+++ DATA SUPPLIED +++

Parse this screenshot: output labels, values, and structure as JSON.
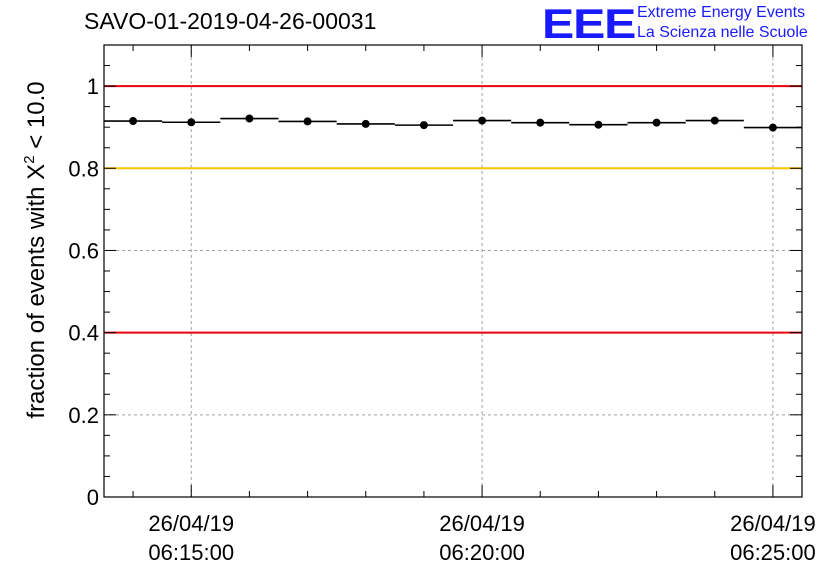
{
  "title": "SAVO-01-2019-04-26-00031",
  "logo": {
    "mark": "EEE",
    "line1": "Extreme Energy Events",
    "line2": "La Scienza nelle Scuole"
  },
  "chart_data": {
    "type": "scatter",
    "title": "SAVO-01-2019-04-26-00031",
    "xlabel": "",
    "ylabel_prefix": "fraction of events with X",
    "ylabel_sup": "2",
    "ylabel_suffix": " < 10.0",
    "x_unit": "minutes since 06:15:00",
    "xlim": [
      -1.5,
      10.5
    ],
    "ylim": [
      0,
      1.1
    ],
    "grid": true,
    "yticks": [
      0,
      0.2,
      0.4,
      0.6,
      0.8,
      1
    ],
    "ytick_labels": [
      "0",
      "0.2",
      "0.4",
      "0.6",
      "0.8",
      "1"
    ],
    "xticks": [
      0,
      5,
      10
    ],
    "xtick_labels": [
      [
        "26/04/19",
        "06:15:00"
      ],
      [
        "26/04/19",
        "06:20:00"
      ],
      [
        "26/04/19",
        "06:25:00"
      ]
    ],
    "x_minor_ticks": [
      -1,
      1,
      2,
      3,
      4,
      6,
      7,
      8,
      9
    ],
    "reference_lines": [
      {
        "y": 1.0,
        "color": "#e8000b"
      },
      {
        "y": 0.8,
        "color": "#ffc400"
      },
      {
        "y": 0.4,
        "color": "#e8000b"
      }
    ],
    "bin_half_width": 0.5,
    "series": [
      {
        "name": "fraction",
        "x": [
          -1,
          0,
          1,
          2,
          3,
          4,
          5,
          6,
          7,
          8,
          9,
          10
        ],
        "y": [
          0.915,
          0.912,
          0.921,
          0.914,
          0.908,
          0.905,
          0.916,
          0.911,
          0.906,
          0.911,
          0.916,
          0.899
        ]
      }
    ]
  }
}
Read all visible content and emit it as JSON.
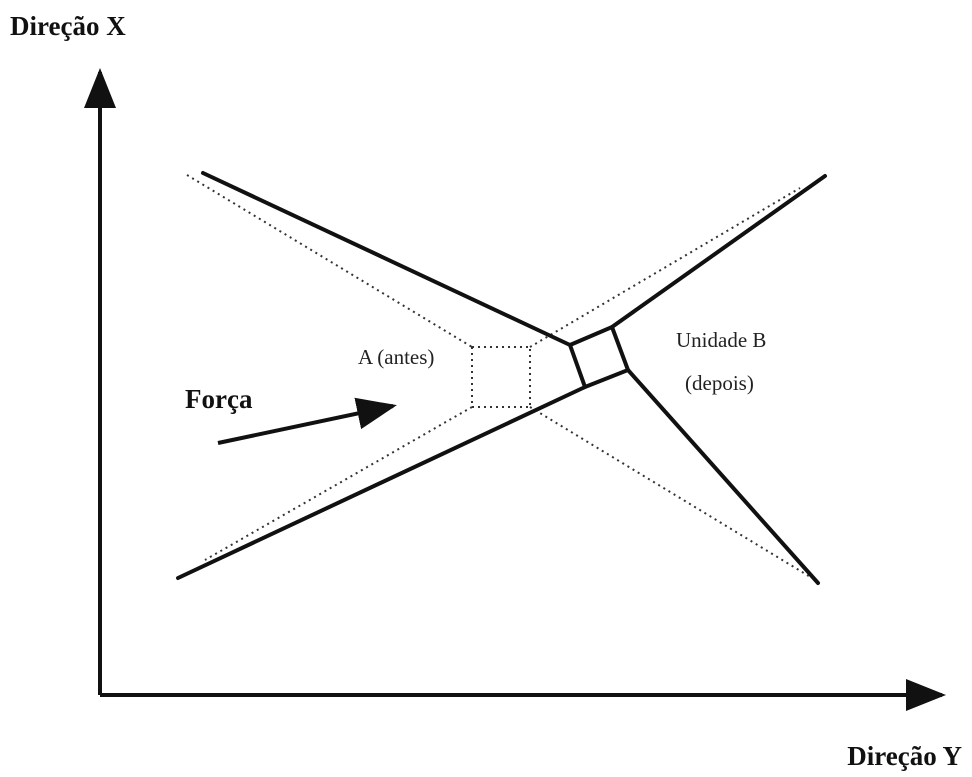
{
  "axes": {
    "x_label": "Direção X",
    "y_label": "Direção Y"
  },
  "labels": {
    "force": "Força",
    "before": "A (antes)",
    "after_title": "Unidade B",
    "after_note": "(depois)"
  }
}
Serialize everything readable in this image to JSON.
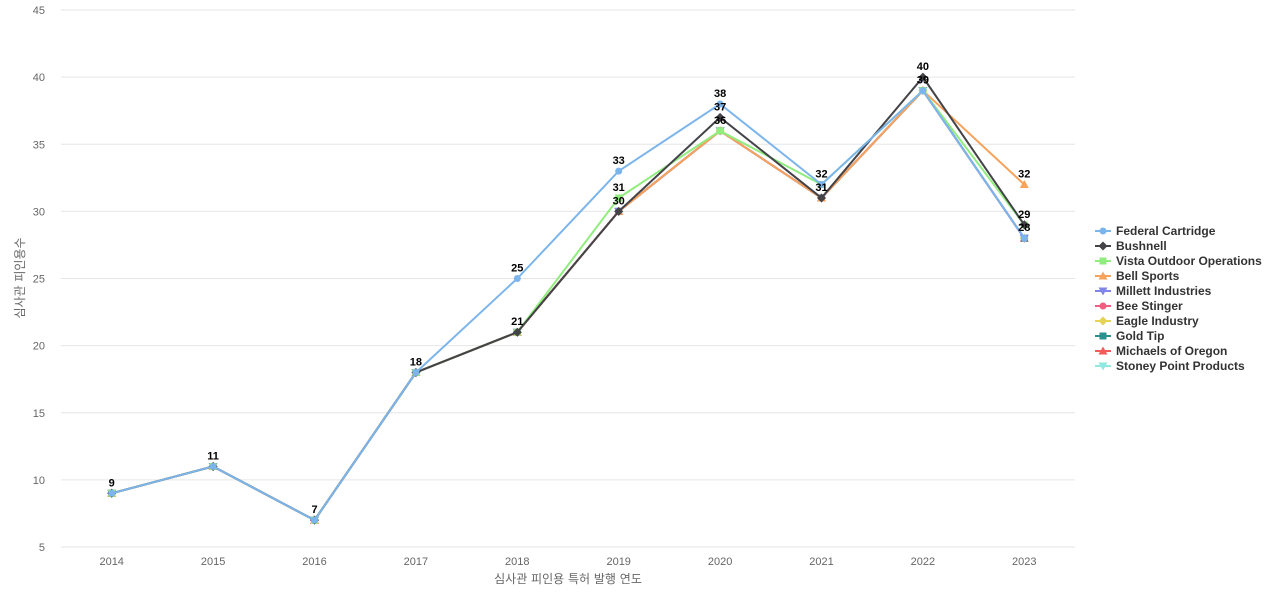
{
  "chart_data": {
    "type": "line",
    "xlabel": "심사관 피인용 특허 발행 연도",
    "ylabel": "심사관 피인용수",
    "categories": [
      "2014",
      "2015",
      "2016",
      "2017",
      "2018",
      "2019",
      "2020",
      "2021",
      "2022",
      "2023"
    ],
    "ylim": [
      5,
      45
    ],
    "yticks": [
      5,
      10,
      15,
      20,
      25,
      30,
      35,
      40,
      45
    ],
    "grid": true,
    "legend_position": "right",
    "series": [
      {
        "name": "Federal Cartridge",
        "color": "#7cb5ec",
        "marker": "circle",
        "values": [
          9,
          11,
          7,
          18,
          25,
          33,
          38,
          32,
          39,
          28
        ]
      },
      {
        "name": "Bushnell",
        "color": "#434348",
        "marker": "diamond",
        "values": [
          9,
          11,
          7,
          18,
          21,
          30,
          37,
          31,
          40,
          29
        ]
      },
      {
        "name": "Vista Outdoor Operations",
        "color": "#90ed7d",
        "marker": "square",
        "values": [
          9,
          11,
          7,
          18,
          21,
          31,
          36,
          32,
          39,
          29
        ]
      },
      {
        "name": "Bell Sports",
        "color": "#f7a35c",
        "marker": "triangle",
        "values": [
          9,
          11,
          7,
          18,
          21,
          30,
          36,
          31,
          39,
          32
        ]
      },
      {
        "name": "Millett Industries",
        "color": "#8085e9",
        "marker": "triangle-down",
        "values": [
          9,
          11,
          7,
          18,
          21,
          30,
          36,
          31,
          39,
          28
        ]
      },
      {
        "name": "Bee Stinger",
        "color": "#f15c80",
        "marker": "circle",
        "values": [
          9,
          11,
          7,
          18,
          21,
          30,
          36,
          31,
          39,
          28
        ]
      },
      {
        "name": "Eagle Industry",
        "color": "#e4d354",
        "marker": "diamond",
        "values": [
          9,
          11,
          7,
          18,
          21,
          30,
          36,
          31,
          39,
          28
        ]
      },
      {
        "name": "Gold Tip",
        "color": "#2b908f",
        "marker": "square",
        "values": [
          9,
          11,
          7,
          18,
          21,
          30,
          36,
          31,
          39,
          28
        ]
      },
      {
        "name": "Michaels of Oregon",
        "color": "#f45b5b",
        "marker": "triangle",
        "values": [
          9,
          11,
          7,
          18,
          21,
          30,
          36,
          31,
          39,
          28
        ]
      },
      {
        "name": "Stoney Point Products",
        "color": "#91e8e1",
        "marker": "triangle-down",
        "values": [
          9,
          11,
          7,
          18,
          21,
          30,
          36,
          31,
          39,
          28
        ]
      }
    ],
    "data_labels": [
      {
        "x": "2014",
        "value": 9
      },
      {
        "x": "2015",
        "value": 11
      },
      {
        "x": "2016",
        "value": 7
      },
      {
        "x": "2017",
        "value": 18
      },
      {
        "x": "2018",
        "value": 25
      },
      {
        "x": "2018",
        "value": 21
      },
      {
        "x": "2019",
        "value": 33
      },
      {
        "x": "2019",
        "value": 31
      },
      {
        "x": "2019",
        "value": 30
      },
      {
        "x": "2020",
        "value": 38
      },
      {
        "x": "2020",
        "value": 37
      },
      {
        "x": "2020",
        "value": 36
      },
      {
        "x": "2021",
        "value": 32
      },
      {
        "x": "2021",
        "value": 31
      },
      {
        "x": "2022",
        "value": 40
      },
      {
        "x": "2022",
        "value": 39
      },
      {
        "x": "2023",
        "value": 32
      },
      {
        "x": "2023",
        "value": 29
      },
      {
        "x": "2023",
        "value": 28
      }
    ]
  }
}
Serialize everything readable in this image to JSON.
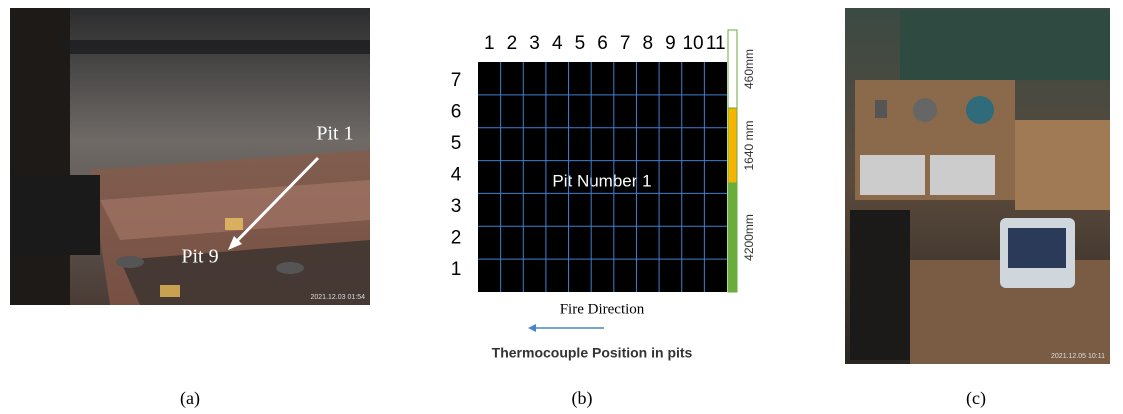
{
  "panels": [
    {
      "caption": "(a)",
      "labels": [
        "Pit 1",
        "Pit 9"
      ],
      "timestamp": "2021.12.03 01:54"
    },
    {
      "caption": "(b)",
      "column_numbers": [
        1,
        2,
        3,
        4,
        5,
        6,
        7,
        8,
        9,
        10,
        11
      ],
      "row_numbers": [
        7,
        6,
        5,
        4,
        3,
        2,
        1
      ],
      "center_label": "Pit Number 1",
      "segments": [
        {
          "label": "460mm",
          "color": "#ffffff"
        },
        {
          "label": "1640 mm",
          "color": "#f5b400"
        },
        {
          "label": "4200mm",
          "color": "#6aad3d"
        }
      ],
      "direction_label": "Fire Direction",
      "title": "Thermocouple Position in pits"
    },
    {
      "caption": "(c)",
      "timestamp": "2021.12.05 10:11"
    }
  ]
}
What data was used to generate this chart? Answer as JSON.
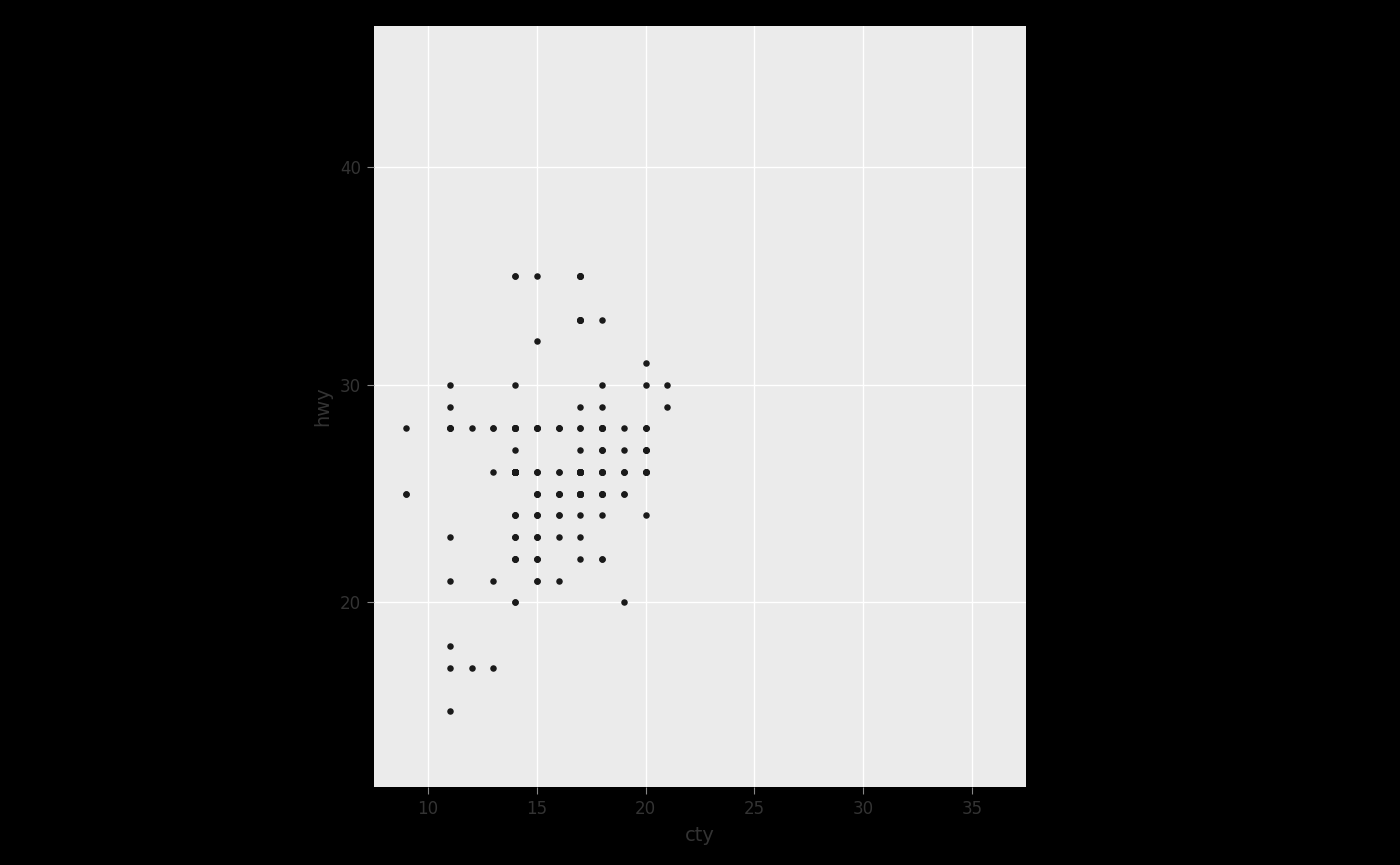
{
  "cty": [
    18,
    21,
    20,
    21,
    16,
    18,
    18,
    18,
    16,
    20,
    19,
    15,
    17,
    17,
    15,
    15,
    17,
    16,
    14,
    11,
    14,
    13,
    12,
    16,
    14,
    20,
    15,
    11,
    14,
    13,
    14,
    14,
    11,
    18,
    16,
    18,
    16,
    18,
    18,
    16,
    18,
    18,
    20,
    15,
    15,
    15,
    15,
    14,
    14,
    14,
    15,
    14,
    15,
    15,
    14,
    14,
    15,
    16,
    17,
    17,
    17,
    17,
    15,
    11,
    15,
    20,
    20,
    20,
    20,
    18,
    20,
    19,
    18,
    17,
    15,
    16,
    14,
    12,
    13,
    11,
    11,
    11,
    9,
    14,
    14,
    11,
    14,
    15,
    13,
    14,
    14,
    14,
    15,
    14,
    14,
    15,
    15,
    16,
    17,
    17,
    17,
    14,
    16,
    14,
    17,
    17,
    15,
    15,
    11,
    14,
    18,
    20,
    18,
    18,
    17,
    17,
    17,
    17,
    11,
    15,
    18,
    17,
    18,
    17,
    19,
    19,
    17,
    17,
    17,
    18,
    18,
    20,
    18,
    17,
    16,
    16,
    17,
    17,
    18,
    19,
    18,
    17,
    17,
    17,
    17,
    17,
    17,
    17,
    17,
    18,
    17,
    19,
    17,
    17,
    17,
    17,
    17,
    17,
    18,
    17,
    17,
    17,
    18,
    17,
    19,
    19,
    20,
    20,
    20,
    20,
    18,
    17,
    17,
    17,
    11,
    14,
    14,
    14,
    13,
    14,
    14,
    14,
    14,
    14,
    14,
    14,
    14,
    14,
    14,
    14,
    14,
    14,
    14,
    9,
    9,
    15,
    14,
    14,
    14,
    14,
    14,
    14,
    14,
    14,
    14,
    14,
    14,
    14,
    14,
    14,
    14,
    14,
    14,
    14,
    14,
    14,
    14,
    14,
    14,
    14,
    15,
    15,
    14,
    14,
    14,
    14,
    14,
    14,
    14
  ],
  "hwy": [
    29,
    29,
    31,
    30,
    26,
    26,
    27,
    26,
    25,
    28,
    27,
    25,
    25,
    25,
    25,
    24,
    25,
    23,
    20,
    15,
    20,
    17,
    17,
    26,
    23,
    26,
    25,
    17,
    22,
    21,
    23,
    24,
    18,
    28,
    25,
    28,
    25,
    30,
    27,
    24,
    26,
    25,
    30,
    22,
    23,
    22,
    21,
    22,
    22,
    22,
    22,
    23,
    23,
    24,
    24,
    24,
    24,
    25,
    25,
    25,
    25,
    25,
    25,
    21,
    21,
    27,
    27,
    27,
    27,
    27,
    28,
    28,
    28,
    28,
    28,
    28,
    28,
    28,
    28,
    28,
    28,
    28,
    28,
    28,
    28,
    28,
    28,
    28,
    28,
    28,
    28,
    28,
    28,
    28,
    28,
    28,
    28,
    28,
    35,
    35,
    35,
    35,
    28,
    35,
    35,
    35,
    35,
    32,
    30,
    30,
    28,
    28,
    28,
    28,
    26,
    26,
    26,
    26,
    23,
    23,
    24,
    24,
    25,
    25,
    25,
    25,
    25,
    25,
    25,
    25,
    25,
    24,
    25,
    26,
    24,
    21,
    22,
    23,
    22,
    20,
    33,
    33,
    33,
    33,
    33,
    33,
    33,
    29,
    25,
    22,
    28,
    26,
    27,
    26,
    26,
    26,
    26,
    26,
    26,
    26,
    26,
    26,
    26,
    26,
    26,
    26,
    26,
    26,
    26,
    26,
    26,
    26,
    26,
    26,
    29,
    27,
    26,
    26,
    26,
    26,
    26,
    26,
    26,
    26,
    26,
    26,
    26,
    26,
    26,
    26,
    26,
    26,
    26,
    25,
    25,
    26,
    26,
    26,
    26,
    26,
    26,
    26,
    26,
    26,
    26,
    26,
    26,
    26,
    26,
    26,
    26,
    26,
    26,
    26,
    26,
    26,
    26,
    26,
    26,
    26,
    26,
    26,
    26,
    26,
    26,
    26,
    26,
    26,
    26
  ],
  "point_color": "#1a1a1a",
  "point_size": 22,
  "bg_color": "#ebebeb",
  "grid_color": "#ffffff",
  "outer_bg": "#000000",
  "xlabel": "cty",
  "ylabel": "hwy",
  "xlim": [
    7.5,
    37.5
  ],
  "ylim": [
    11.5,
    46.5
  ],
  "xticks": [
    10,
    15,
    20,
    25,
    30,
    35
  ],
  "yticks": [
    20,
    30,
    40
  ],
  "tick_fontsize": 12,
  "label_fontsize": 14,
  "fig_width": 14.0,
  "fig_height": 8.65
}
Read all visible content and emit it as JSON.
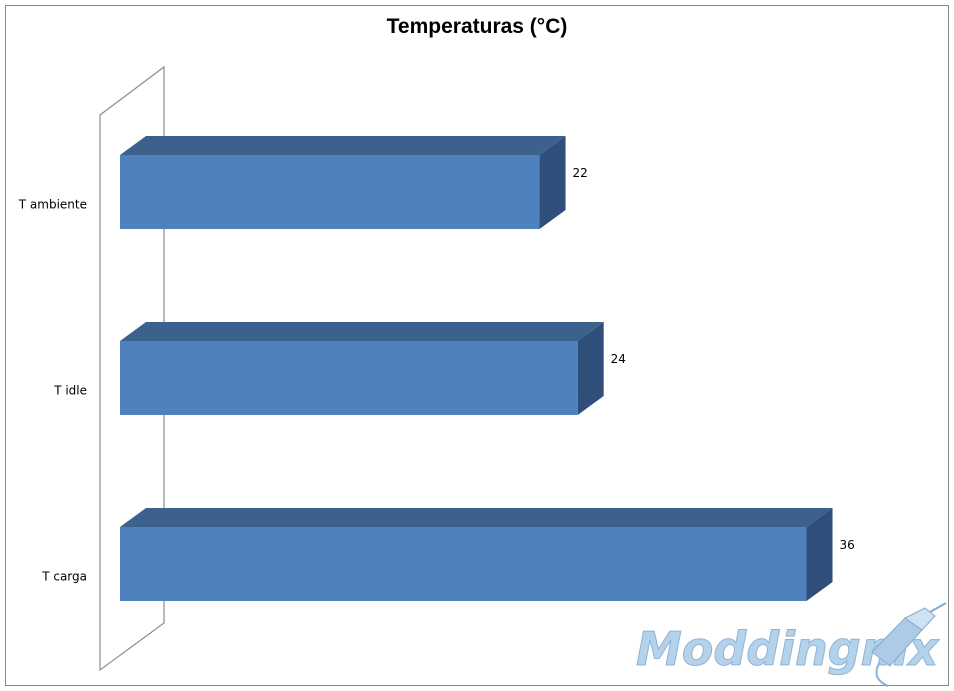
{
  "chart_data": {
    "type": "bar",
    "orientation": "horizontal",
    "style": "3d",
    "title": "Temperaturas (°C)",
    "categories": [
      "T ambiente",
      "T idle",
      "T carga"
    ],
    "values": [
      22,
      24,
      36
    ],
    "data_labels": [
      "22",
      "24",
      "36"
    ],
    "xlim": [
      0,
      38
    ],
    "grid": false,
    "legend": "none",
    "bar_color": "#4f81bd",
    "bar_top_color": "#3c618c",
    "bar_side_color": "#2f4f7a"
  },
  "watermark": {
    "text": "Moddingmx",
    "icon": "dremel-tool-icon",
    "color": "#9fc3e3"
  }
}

+++

- **DIRECTIONS FOR THIS TASK**: Copy out every line with the word "xlabel".

- **FINAL RESULT**:
    "xlabel": "",
    "xlabel": "심사관 피인용 특허 발행 연도",
  "xlabel": "cty",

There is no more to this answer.